— START —

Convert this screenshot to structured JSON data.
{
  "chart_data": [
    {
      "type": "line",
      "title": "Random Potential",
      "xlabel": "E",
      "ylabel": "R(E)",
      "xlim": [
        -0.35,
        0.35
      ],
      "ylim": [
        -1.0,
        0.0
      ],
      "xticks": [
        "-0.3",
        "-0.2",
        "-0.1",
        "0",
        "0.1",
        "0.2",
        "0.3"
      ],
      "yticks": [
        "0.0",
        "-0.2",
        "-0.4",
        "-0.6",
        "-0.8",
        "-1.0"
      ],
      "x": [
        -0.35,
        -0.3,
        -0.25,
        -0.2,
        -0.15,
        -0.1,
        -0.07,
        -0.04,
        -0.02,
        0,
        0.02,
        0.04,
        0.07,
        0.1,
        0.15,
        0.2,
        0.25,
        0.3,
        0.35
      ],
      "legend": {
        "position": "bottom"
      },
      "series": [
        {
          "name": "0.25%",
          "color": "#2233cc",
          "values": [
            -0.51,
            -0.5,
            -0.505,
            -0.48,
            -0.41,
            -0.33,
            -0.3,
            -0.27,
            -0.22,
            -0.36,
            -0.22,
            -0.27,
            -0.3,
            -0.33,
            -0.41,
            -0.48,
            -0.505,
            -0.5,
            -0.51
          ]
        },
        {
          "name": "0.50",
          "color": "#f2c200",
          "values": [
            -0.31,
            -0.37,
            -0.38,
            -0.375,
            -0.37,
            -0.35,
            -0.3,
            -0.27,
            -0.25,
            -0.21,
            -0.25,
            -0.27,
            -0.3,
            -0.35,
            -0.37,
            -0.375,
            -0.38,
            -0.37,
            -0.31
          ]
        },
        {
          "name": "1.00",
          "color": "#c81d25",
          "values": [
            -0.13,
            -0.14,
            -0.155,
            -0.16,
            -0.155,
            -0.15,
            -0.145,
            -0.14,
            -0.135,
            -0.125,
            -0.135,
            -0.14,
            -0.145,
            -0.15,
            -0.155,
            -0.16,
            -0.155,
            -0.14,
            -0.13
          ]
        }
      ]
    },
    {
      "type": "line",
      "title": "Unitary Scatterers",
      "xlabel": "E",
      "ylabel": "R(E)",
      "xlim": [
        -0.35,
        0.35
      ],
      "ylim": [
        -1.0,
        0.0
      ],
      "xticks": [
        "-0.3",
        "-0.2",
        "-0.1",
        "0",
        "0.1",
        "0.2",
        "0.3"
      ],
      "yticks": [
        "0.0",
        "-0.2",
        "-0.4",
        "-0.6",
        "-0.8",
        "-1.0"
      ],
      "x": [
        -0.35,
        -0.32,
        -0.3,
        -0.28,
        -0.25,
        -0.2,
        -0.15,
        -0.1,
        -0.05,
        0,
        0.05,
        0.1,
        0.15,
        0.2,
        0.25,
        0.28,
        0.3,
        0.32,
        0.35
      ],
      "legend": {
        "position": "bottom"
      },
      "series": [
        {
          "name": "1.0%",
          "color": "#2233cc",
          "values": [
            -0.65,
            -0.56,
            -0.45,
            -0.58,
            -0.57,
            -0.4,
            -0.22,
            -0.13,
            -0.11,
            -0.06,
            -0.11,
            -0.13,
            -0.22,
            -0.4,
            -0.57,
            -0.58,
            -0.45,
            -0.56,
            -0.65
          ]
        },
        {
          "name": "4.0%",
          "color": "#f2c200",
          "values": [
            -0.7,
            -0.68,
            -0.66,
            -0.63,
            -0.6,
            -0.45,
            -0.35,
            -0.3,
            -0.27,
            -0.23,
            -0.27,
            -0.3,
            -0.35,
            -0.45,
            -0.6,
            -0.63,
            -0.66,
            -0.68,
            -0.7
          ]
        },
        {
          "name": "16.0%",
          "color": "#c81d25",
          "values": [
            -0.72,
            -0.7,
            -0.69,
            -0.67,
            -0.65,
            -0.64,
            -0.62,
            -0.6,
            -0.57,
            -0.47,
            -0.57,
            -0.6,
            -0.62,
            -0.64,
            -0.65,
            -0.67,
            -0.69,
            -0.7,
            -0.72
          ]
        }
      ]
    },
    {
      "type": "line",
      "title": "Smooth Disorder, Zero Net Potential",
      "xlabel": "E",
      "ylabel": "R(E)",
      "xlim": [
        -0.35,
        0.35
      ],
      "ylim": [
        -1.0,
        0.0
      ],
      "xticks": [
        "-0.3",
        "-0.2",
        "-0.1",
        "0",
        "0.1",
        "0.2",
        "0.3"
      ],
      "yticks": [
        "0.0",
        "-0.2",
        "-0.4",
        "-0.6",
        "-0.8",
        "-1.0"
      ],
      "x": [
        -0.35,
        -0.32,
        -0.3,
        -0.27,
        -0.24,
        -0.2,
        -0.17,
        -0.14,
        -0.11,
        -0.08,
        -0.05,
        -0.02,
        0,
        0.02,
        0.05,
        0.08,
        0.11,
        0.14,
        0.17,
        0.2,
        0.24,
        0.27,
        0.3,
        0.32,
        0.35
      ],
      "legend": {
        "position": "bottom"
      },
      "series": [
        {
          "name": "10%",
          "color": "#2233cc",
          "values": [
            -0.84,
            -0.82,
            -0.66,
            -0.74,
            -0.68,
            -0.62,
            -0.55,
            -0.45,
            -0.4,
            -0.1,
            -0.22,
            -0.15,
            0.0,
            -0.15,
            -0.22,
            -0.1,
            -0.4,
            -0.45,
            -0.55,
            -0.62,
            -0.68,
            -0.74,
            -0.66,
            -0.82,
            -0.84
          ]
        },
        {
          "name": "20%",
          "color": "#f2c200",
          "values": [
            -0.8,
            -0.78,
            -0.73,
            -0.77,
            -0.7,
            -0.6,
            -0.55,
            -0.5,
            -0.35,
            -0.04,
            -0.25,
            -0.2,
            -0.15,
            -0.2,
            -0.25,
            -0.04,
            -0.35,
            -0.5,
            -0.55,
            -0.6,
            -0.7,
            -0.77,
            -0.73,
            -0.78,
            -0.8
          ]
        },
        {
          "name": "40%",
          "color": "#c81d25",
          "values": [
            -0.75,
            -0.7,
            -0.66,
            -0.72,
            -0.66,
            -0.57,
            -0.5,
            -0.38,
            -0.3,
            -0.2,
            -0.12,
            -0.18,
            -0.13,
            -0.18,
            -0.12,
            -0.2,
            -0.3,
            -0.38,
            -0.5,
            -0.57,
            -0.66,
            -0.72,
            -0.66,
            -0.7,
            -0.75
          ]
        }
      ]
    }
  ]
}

— END —

Give the number of lines above that hold the word "Potential", and nothing more.

2